Set task:
Gather all lines with "Schultz" from the records.

#####

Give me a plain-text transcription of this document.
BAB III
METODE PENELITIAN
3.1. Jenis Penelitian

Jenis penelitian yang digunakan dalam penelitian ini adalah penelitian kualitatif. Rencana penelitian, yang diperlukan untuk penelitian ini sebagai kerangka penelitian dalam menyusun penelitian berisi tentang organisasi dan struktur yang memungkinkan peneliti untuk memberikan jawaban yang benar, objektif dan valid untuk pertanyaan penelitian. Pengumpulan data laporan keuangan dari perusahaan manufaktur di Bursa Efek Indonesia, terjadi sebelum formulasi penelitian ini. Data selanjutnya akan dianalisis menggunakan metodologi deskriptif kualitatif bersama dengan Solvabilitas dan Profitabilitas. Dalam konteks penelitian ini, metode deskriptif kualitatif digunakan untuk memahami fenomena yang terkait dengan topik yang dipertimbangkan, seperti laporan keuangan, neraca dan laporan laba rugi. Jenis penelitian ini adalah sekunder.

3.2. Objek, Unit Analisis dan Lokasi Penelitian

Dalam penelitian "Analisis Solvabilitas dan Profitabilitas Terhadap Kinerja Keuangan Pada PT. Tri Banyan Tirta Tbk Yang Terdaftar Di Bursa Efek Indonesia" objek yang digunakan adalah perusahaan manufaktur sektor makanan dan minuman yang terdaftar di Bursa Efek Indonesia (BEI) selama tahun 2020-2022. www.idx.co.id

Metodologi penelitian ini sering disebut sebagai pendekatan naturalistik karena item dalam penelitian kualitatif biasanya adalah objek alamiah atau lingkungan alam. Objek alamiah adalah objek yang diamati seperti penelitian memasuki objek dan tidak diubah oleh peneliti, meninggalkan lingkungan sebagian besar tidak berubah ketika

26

#####

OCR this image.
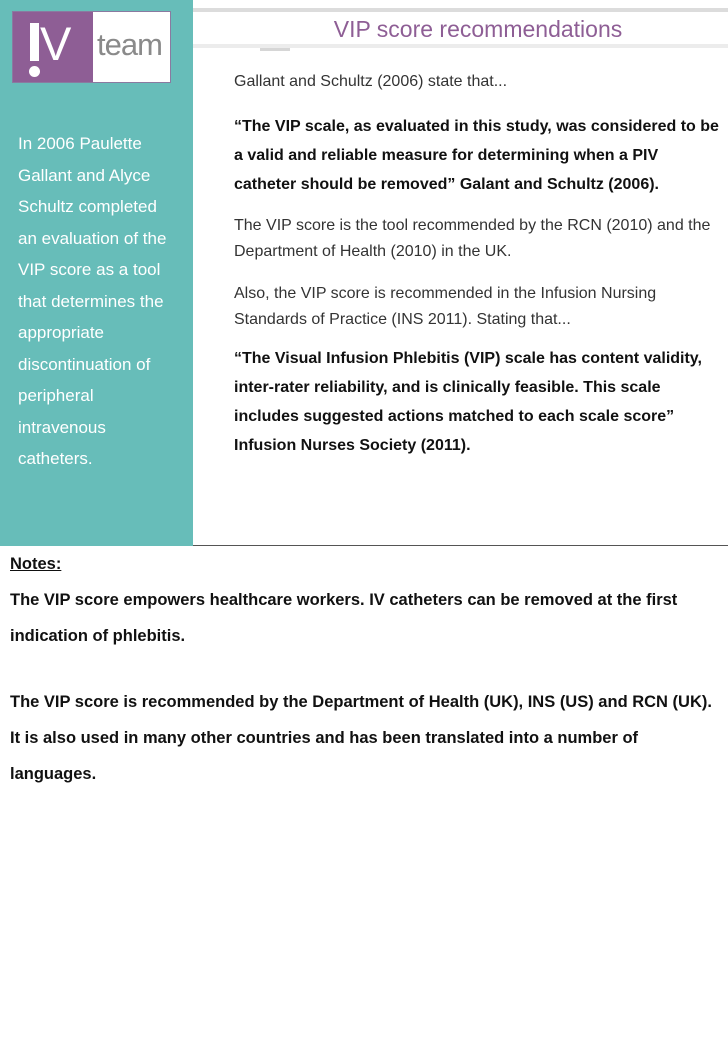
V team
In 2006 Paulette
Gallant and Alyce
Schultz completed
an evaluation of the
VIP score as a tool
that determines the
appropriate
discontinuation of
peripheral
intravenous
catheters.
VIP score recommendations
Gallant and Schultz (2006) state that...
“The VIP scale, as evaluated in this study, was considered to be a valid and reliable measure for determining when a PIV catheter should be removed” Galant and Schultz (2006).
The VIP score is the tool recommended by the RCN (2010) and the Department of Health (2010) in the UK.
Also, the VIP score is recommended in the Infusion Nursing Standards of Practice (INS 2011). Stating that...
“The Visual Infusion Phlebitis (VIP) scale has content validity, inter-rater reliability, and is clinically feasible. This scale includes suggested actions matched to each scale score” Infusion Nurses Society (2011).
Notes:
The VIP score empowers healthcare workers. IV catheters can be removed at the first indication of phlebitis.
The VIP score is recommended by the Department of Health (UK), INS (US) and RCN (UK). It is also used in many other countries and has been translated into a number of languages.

#####

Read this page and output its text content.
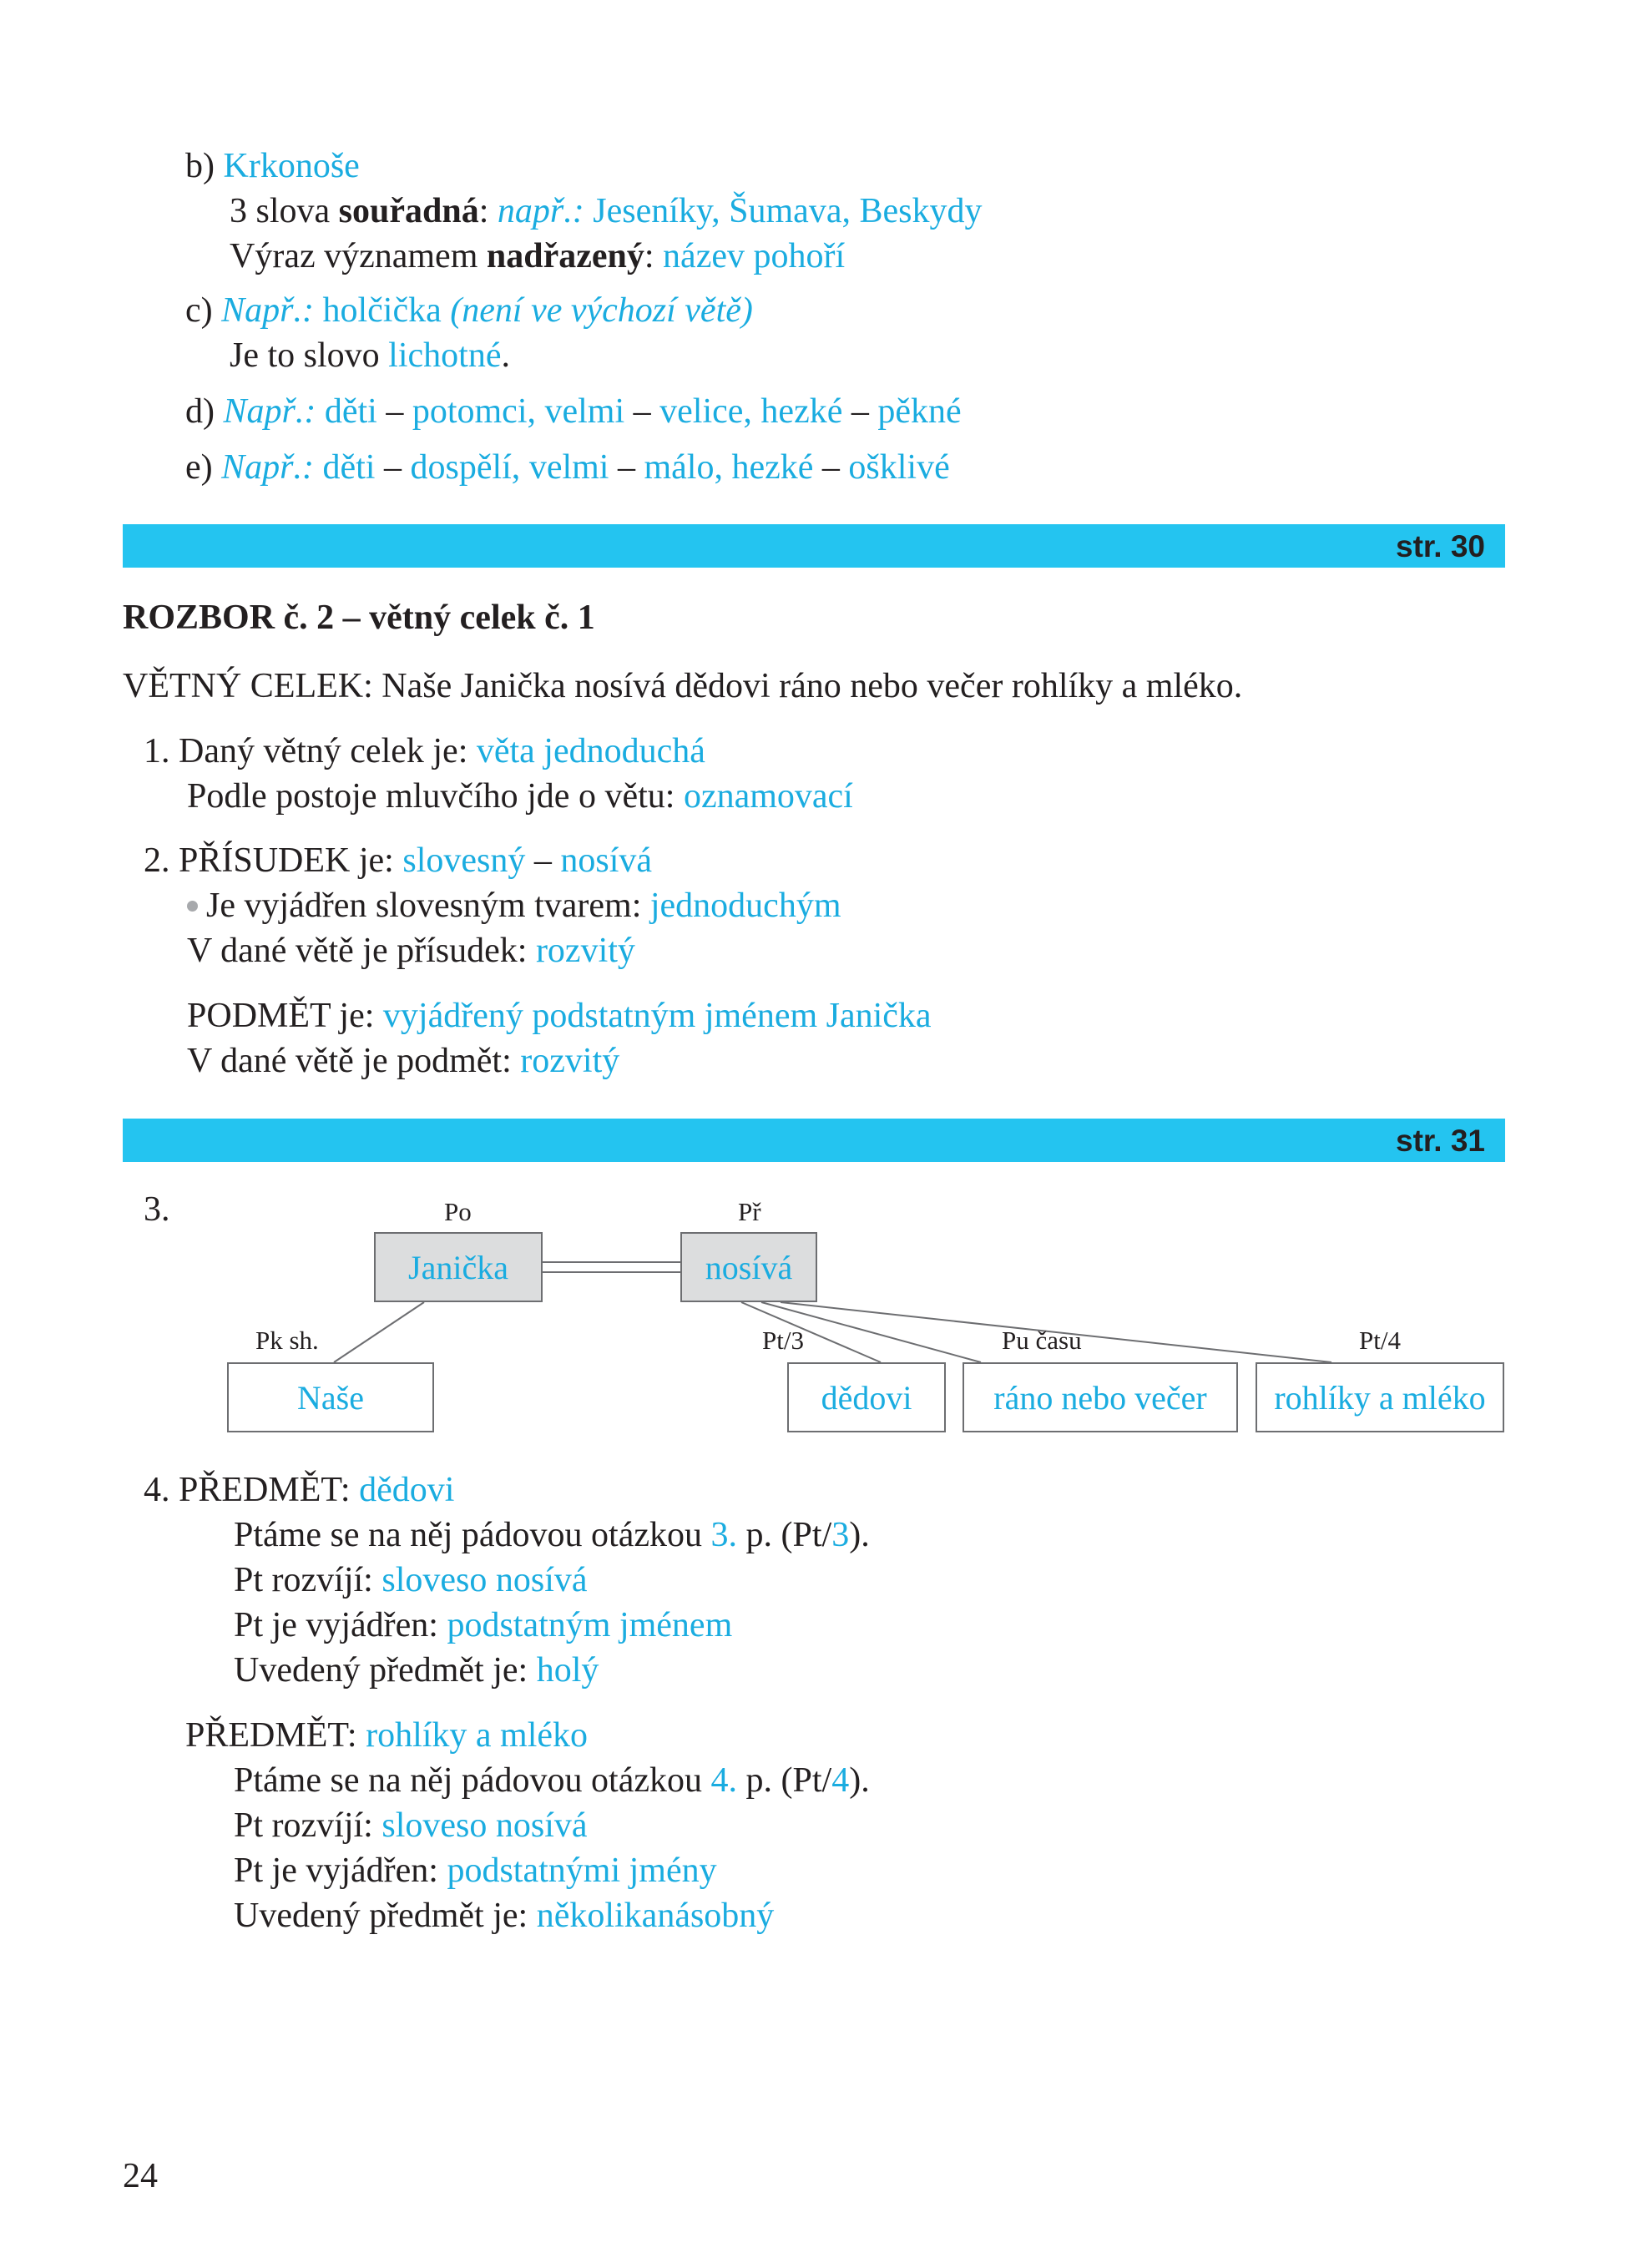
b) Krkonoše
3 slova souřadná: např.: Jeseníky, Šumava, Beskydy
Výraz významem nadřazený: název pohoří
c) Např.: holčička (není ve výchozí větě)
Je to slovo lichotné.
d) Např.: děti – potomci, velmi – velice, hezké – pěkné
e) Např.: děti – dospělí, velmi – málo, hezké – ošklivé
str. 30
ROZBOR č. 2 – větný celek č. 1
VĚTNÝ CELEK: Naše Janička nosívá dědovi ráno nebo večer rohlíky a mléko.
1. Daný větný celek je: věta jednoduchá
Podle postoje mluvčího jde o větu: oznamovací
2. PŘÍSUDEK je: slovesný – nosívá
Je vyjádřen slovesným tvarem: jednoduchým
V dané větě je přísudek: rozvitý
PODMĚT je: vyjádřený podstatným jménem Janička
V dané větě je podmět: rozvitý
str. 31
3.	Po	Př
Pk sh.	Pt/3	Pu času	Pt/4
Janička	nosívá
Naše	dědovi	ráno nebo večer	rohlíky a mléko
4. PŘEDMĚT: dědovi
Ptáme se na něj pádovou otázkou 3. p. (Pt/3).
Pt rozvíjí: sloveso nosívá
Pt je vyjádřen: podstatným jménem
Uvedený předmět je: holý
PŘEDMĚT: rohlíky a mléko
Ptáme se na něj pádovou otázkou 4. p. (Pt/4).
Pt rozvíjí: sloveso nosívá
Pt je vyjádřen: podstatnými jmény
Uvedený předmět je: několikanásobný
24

#####

Task response:
Schultz completed
Gallant and Schultz (2006) state that...
“The VIP scale, as evaluated in this study, was considered to be a valid and reliable measure for determining when a PIV catheter should be removed” Galant and Schultz (2006).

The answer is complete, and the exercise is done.